Materials provided:
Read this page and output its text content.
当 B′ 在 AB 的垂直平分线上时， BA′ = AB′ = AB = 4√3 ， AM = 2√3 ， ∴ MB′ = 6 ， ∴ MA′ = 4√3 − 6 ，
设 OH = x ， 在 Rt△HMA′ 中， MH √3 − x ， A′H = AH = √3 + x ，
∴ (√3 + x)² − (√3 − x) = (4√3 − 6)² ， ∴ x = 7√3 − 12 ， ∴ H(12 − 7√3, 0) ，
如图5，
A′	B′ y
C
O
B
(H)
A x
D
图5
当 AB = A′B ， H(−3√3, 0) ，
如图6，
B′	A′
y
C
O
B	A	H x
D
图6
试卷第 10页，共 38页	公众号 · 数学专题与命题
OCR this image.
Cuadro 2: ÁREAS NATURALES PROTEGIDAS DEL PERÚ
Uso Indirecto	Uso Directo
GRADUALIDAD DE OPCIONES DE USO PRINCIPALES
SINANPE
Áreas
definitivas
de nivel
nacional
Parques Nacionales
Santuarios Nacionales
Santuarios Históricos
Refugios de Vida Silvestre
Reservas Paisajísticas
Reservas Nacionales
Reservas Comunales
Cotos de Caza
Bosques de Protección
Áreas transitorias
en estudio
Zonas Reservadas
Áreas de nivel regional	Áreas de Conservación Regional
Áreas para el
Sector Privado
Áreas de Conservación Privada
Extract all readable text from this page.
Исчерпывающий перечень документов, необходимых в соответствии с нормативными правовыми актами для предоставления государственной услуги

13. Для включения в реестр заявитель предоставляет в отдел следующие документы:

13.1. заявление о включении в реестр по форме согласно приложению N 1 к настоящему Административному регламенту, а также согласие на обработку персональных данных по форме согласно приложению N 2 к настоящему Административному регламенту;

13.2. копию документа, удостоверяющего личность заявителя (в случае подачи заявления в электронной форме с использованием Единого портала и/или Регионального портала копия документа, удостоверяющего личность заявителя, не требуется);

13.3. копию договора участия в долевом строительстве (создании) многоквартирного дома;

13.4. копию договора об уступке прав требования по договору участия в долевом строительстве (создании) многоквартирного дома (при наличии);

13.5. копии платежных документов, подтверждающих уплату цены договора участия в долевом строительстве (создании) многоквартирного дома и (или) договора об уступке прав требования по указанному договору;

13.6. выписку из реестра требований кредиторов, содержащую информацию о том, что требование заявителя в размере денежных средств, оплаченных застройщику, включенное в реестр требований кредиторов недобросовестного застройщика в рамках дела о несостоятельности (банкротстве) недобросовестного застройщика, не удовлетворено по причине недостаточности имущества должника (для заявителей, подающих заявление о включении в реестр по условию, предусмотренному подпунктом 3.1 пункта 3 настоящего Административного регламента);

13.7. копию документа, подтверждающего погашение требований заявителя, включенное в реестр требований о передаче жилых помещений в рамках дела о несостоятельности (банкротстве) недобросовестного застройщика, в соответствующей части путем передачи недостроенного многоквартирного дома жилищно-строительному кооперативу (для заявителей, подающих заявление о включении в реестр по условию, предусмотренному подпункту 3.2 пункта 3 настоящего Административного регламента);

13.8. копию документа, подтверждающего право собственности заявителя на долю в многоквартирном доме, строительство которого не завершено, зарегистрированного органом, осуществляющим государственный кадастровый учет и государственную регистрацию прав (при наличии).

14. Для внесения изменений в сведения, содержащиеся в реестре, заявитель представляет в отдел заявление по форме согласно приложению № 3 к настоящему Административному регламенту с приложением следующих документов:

Required task: Spot every line that holds "подающих" and copy it.

Finished exercise:
13.6. выписку из реестра требований кредиторов, содержащую информацию о том, что требование заявителя в размере денежных средств, оплаченных застройщику, включенное в реестр требований кредиторов недобросовестного застройщика в рамках дела о несостоятельности (банкротстве) недобросовестного застройщика, не удовлетворено по причине недостаточности имущества должника (для заявителей, подающих заявление о включении в реестр по условию, предусмотренному подпунктом 3.1 пункта 3 настоящего Административного регламента);
13.7. копию документа, подтверждающего погашение требований заявителя, включенное в реестр требований о передаче жилых помещений в рамках дела о несостоятельности (банкротстве) недобросовестного застройщика, в соответствующей части путем передачи недостроенного многоквартирного дома жилищно-строительному кооперативу (для заявителей, подающих заявление о включении в реестр по условию, предусмотренному подпункту 3.2 пункта 3 настоящего Административного регламента);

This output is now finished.